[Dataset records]
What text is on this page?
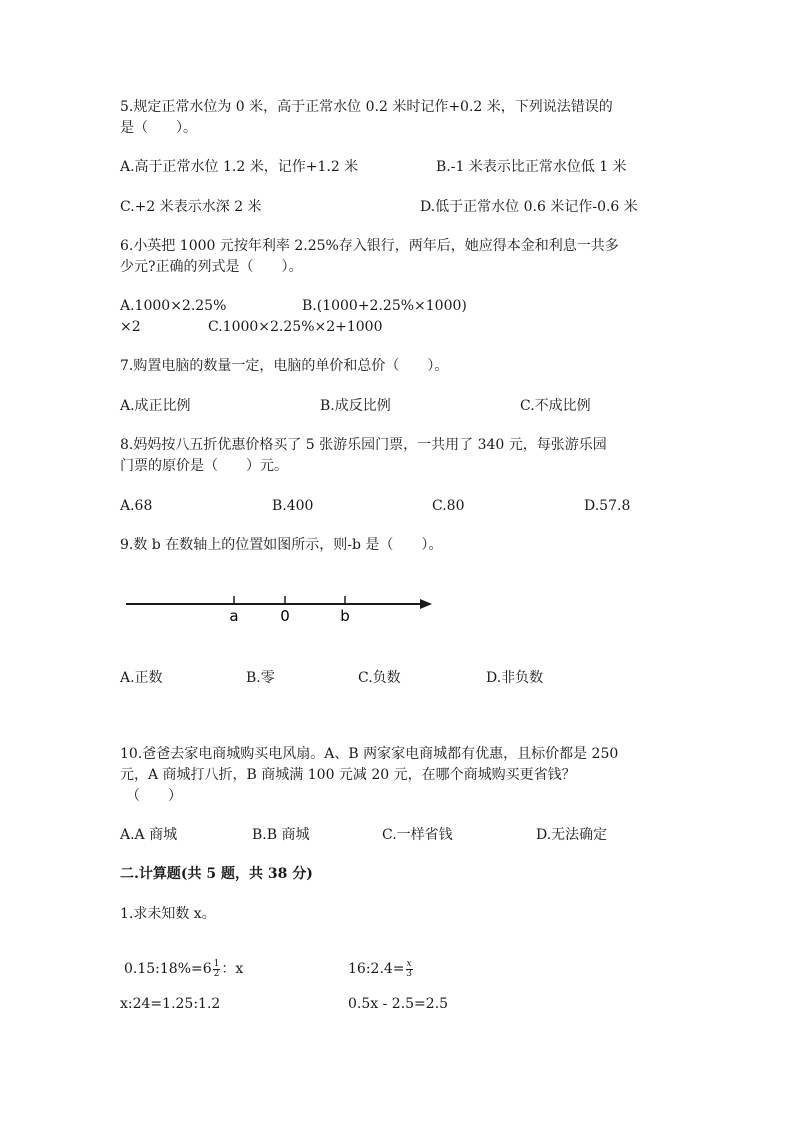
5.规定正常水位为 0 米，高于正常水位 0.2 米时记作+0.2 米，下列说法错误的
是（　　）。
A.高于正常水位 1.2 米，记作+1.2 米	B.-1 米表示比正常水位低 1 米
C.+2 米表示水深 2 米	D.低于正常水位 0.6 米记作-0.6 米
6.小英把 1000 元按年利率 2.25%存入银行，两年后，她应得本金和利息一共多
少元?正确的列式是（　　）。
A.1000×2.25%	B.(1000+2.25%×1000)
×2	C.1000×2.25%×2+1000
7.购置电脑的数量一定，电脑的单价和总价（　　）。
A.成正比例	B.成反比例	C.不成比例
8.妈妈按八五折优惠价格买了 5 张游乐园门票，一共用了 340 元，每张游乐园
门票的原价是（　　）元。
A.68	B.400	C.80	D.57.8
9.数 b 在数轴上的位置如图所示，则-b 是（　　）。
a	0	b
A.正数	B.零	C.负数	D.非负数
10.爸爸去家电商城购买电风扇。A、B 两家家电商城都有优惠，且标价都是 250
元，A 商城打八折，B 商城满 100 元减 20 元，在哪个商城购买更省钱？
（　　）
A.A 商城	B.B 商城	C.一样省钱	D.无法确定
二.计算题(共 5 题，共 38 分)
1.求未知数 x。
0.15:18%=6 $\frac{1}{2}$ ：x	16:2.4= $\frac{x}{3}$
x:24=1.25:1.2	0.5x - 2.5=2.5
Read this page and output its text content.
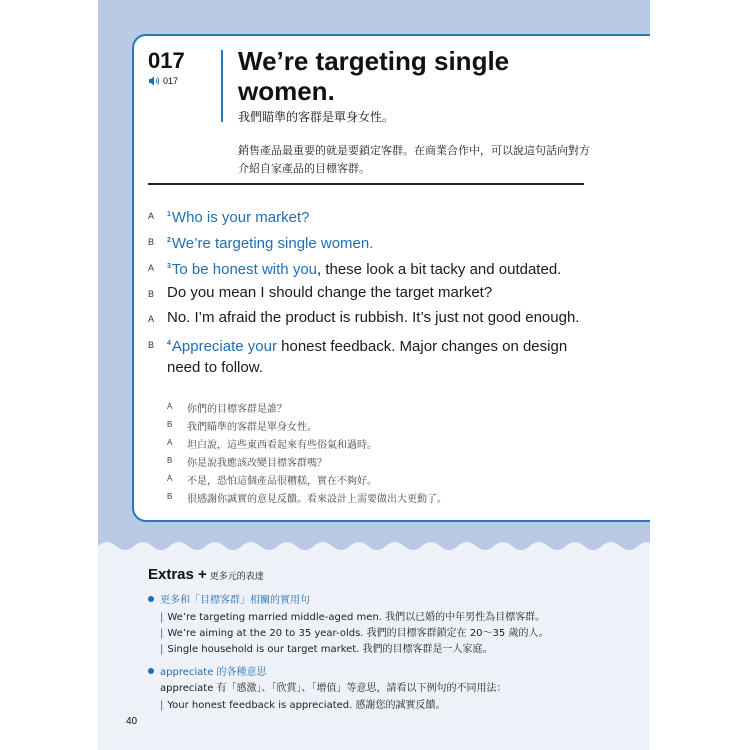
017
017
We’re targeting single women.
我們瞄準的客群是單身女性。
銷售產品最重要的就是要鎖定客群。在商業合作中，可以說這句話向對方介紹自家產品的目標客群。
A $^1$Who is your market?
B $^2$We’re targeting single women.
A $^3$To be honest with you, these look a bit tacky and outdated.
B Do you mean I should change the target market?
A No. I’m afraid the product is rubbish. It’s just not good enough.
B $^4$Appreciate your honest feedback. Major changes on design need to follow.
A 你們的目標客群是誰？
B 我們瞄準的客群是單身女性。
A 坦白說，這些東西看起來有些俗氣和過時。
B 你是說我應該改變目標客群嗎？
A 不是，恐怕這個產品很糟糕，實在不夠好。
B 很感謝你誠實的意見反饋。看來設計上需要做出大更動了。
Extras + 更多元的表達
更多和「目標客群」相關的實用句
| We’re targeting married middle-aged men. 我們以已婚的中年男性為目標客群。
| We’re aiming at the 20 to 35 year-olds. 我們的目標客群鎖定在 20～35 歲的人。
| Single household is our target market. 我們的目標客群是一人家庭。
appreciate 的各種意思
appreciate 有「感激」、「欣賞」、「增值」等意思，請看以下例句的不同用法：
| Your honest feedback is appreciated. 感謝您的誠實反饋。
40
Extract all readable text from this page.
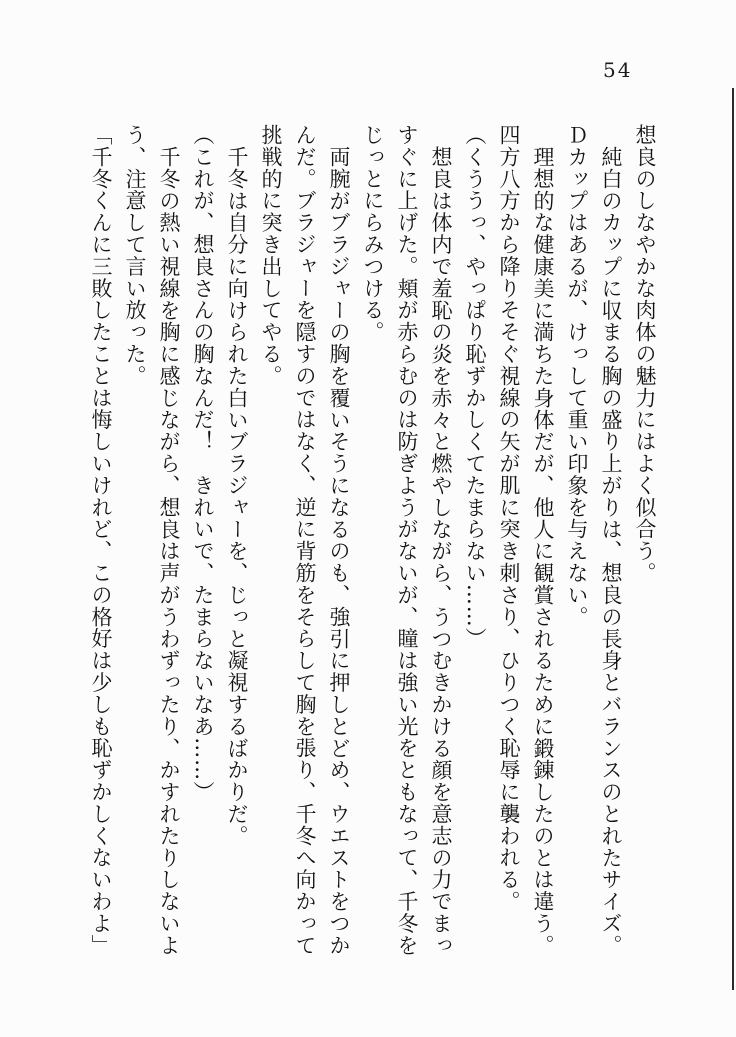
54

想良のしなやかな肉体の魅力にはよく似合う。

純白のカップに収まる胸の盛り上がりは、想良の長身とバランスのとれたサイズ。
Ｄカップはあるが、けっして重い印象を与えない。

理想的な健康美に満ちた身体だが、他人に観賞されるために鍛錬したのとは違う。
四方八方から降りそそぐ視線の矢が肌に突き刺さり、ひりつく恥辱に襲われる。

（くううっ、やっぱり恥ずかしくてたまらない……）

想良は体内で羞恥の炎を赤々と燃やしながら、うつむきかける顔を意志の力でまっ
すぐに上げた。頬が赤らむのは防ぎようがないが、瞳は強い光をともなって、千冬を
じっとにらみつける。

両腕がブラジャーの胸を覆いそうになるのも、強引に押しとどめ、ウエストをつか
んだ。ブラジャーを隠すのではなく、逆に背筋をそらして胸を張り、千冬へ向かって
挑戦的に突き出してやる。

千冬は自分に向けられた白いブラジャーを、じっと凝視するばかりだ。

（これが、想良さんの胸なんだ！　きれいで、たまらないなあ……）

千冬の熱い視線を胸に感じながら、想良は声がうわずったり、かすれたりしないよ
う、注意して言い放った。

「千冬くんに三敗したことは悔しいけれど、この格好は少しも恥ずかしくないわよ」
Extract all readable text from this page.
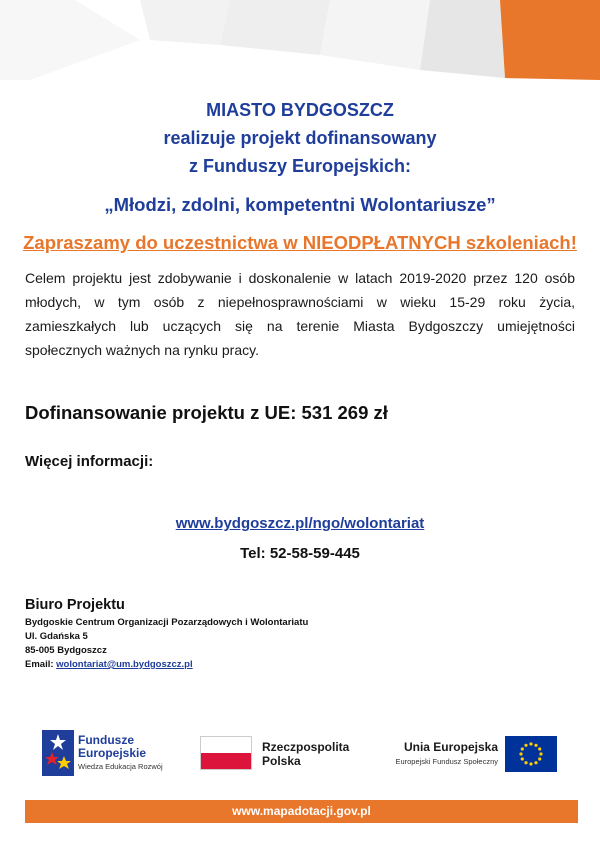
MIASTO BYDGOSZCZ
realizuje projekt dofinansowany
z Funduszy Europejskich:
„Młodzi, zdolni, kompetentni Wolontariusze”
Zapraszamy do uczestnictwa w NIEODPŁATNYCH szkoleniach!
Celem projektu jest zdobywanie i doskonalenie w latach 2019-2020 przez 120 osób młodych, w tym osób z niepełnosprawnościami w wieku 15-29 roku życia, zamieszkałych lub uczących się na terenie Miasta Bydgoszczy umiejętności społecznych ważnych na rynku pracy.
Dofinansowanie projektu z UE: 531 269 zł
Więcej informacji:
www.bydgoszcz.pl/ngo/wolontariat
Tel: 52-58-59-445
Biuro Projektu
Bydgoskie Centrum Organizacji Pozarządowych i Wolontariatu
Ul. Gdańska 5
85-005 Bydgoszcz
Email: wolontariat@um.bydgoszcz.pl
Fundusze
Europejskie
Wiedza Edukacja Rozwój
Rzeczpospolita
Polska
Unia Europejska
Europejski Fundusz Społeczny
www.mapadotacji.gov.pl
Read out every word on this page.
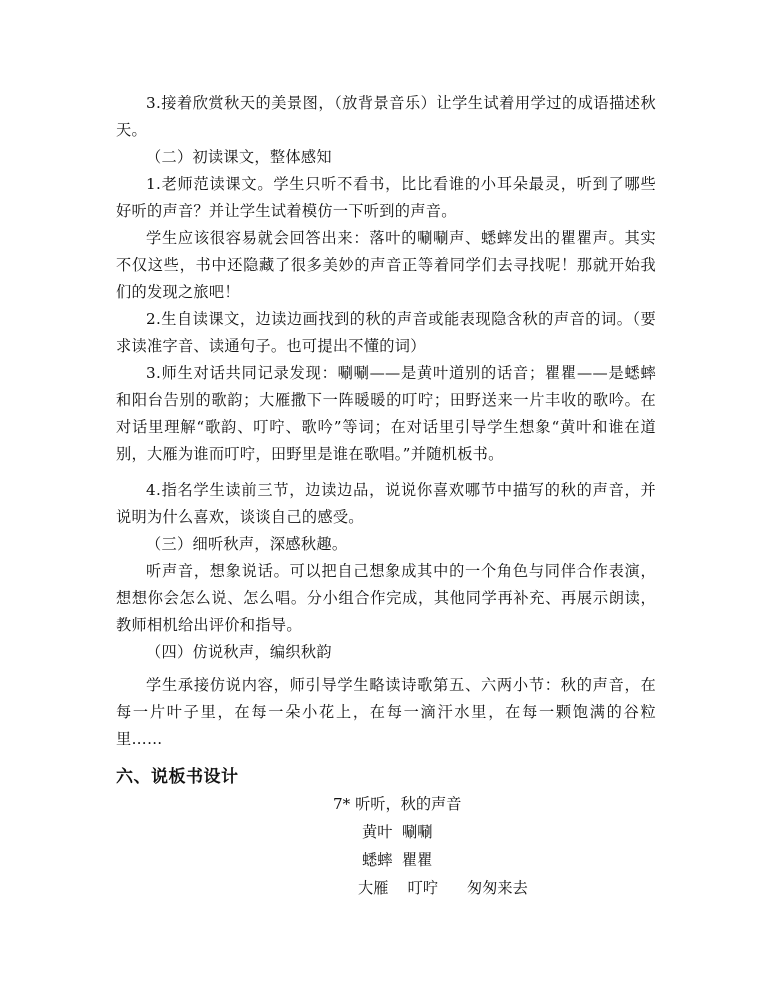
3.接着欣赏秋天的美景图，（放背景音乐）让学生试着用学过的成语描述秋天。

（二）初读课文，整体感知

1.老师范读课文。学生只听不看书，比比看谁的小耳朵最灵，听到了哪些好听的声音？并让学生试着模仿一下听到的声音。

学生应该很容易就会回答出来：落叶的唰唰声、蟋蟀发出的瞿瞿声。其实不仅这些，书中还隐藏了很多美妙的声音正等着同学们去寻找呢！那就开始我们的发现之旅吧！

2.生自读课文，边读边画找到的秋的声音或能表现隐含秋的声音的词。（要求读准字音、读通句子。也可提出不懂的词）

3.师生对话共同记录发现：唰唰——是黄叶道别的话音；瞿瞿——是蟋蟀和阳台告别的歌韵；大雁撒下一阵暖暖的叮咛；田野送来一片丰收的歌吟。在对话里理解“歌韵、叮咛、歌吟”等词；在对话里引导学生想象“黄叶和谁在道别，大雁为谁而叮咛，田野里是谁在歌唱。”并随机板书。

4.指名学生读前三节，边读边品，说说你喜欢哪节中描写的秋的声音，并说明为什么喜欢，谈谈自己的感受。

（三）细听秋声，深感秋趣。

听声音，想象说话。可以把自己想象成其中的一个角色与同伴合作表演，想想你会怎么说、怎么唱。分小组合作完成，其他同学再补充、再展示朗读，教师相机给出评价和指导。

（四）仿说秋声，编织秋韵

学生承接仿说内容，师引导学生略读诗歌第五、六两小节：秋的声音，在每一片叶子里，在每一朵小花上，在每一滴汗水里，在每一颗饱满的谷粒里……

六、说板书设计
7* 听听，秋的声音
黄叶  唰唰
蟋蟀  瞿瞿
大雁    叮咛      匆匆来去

:: Goal ::
Pictures are excluded; repeat every record exactly.

:: Response to this task ::
What text is on this page?
5.规定正常水位为 0 米，高于正常水位 0.2 米时记作+0.2 米，下列说法错误的
是（　　）。
A.高于正常水位 1.2 米，记作+1.2 米	B.-1 米表示比正常水位低 1 米
C.+2 米表示水深 2 米	D.低于正常水位 0.6 米记作-0.6 米
6.小英把 1000 元按年利率 2.25%存入银行，两年后，她应得本金和利息一共多
少元?正确的列式是（　　）。
A.1000×2.25%	B.(1000+2.25%×1000)
×2	C.1000×2.25%×2+1000
7.购置电脑的数量一定，电脑的单价和总价（　　）。
A.成正比例	B.成反比例	C.不成比例
8.妈妈按八五折优惠价格买了 5 张游乐园门票，一共用了 340 元，每张游乐园
门票的原价是（　　）元。
A.68	B.400	C.80	D.57.8
9.数 b 在数轴上的位置如图所示，则-b 是（　　）。
a	0	b
A.正数	B.零	C.负数	D.非负数
10.爸爸去家电商城购买电风扇。A、B 两家家电商城都有优惠，且标价都是 250
元，A 商城打八折，B 商城满 100 元减 20 元，在哪个商城购买更省钱？
（　　）
A.A 商城	B.B 商城	C.一样省钱	D.无法确定
二.计算题(共 5 题，共 38 分)
1.求未知数 x。
0.15:18%=6 $\frac{1}{2}$ ：x	16:2.4= $\frac{x}{3}$
x:24=1.25:1.2	0.5x - 2.5=2.5
Read this page and output its text content.
017
017
We’re targeting single women.
我們瞄準的客群是單身女性。
銷售產品最重要的就是要鎖定客群。在商業合作中，可以說這句話向對方介紹自家產品的目標客群。
A $^1$Who is your market?
B $^2$We’re targeting single women.
A $^3$To be honest with you, these look a bit tacky and outdated.
B Do you mean I should change the target market?
A No. I’m afraid the product is rubbish. It’s just not good enough.
B $^4$Appreciate your honest feedback. Major changes on design need to follow.
A 你們的目標客群是誰？
B 我們瞄準的客群是單身女性。
A 坦白說，這些東西看起來有些俗氣和過時。
B 你是說我應該改變目標客群嗎？
A 不是，恐怕這個產品很糟糕，實在不夠好。
B 很感謝你誠實的意見反饋。看來設計上需要做出大更動了。
Extras + 更多元的表達
更多和「目標客群」相關的實用句
| We’re targeting married middle-aged men. 我們以已婚的中年男性為目標客群。
| We’re aiming at the 20 to 35 year-olds. 我們的目標客群鎖定在 20～35 歲的人。
| Single household is our target market. 我們的目標客群是一人家庭。
appreciate 的各種意思
appreciate 有「感激」、「欣賞」、「增值」等意思，請看以下例句的不同用法：
| Your honest feedback is appreciated. 感謝您的誠實反饋。
40
Extract all readable text from this page.
54

想良のしなやかな肉体の魅力にはよく似合う。

純白のカップに収まる胸の盛り上がりは、想良の長身とバランスのとれたサイズ。
Ｄカップはあるが、けっして重い印象を与えない。

理想的な健康美に満ちた身体だが、他人に観賞されるために鍛錬したのとは違う。
四方八方から降りそそぐ視線の矢が肌に突き刺さり、ひりつく恥辱に襲われる。

（くううっ、やっぱり恥ずかしくてたまらない……）

想良は体内で羞恥の炎を赤々と燃やしながら、うつむきかける顔を意志の力でまっ
すぐに上げた。頬が赤らむのは防ぎようがないが、瞳は強い光をともなって、千冬を
じっとにらみつける。

両腕がブラジャーの胸を覆いそうになるのも、強引に押しとどめ、ウエストをつか
んだ。ブラジャーを隠すのではなく、逆に背筋をそらして胸を張り、千冬へ向かって
挑戦的に突き出してやる。

千冬は自分に向けられた白いブラジャーを、じっと凝視するばかりだ。

（これが、想良さんの胸なんだ！　きれいで、たまらないなあ……）

千冬の熱い視線を胸に感じながら、想良は声がうわずったり、かすれたりしないよ
う、注意して言い放った。

「千冬くんに三敗したことは悔しいけれど、この格好は少しも恥ずかしくないわよ」
Extract all readable text from this page.
MIASTO BYDGOSZCZ
realizuje projekt dofinansowany
z Funduszy Europejskich:
„Młodzi, zdolni, kompetentni Wolontariusze”
Zapraszamy do uczestnictwa w NIEODPŁATNYCH szkoleniach!
Celem projektu jest zdobywanie i doskonalenie w latach 2019-2020 przez 120 osób młodych, w tym osób z niepełnosprawnościami w wieku 15-29 roku życia, zamieszkałych lub uczących się na terenie Miasta Bydgoszczy umiejętności społecznych ważnych na rynku pracy.
Dofinansowanie projektu z UE: 531 269 zł
Więcej informacji:
www.bydgoszcz.pl/ngo/wolontariat
Tel: 52-58-59-445
Biuro Projektu
Bydgoskie Centrum Organizacji Pozarządowych i Wolontariatu
Ul. Gdańska 5
85-005 Bydgoszcz
Email: wolontariat@um.bydgoszcz.pl
Fundusze
Europejskie
Wiedza Edukacja Rozwój
Rzeczpospolita
Polska
Unia Europejska
Europejski Fundusz Społeczny
www.mapadotacji.gov.pl
Read out every word on this page.
3.接着欣赏秋天的美景图，（放背景音乐）让学生试着用学过的成语描述秋天。

（二）初读课文，整体感知

1.老师范读课文。学生只听不看书，比比看谁的小耳朵最灵，听到了哪些好听的声音？并让学生试着模仿一下听到的声音。

学生应该很容易就会回答出来：落叶的唰唰声、蟋蟀发出的瞿瞿声。其实不仅这些，书中还隐藏了很多美妙的声音正等着同学们去寻找呢！那就开始我们的发现之旅吧！

2.生自读课文，边读边画找到的秋的声音或能表现隐含秋的声音的词。（要求读准字音、读通句子。也可提出不懂的词）

3.师生对话共同记录发现：唰唰——是黄叶道别的话音；瞿瞿——是蟋蟀和阳台告别的歌韵；大雁撒下一阵暖暖的叮咛；田野送来一片丰收的歌吟。在对话里理解“歌韵、叮咛、歌吟”等词；在对话里引导学生想象“黄叶和谁在道别，大雁为谁而叮咛，田野里是谁在歌唱。”并随机板书。

4.指名学生读前三节，边读边品，说说你喜欢哪节中描写的秋的声音，并说明为什么喜欢，谈谈自己的感受。

（三）细听秋声，深感秋趣。

听声音，想象说话。可以把自己想象成其中的一个角色与同伴合作表演，想想你会怎么说、怎么唱。分小组合作完成，其他同学再补充、再展示朗读，教师相机给出评价和指导。

（四）仿说秋声，编织秋韵

学生承接仿说内容，师引导学生略读诗歌第五、六两小节：秋的声音，在每一片叶子里，在每一朵小花上，在每一滴汗水里，在每一颗饱满的谷粒里……

六、说板书设计
7* 听听，秋的声音
黄叶  唰唰
蟋蟀  瞿瞿
大雁    叮咛      匆匆来去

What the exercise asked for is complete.